A block of data:
..............................

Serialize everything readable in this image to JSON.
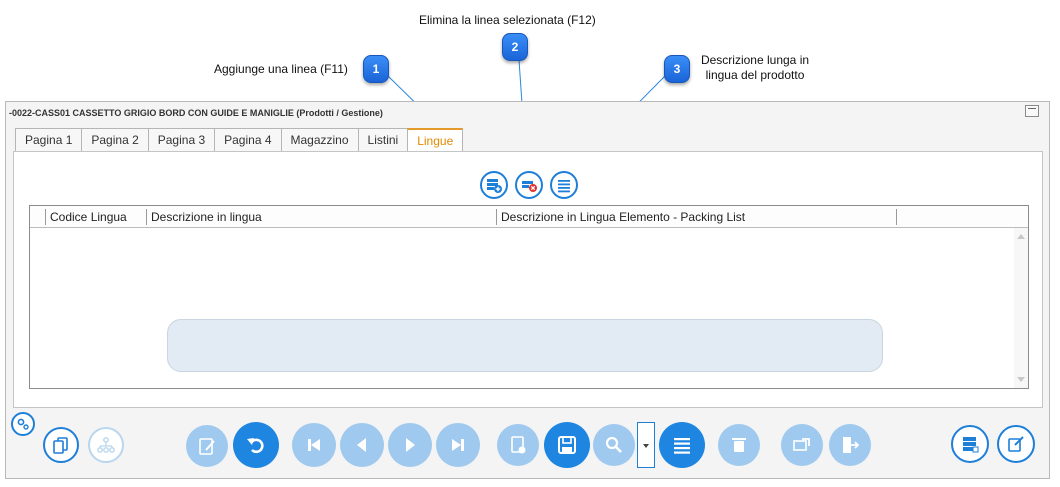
{
  "callouts": [
    {
      "number": "1",
      "text": "Aggiunge una linea (F11)"
    },
    {
      "number": "2",
      "text": "Elimina la linea selezionata (F12)"
    },
    {
      "number": "3",
      "text_line1": "Descrizione lunga in",
      "text_line2": "lingua del prodotto"
    }
  ],
  "window": {
    "title": "-0022-CASS01 CASSETTO GRIGIO BORD CON GUIDE E MANIGLIE (Prodotti / Gestione)"
  },
  "tabs": [
    {
      "label": "Pagina 1",
      "active": false
    },
    {
      "label": "Pagina 2",
      "active": false
    },
    {
      "label": "Pagina 3",
      "active": false
    },
    {
      "label": "Pagina 4",
      "active": false
    },
    {
      "label": "Magazzino",
      "active": false
    },
    {
      "label": "Listini",
      "active": false
    },
    {
      "label": "Lingue",
      "active": true
    }
  ],
  "panel_toolbar": {
    "buttons": [
      "add-row-icon",
      "delete-row-icon",
      "long-description-icon"
    ]
  },
  "grid": {
    "columns": [
      "Codice Lingua",
      "Descrizione in lingua",
      "Descrizione in Lingua Elemento - Packing List"
    ],
    "rows": []
  },
  "bottom_toolbar": {
    "left_buttons": [
      "settings-gear-icon",
      "copy-document-icon",
      "hierarchy-icon"
    ],
    "nav_buttons": [
      "edit-icon",
      "undo-icon",
      "first-record-icon",
      "previous-record-icon",
      "next-record-icon",
      "last-record-icon",
      "new-document-icon",
      "save-icon",
      "search-icon",
      "list-menu-icon",
      "delete-icon",
      "export-icon",
      "exit-icon"
    ],
    "right_buttons": [
      "table-icon",
      "edit-document-icon"
    ]
  },
  "colors": {
    "accent": "#1e86e0",
    "active_tab": "#e08a00",
    "badge": "#1a64d8"
  }
}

..............................

#### [Stated problem]
Show every line of the listing in which the string "record" can be found.

#### [Task output]
      "first-record-icon",
      "previous-record-icon",
      "next-record-icon",
      "last-record-icon",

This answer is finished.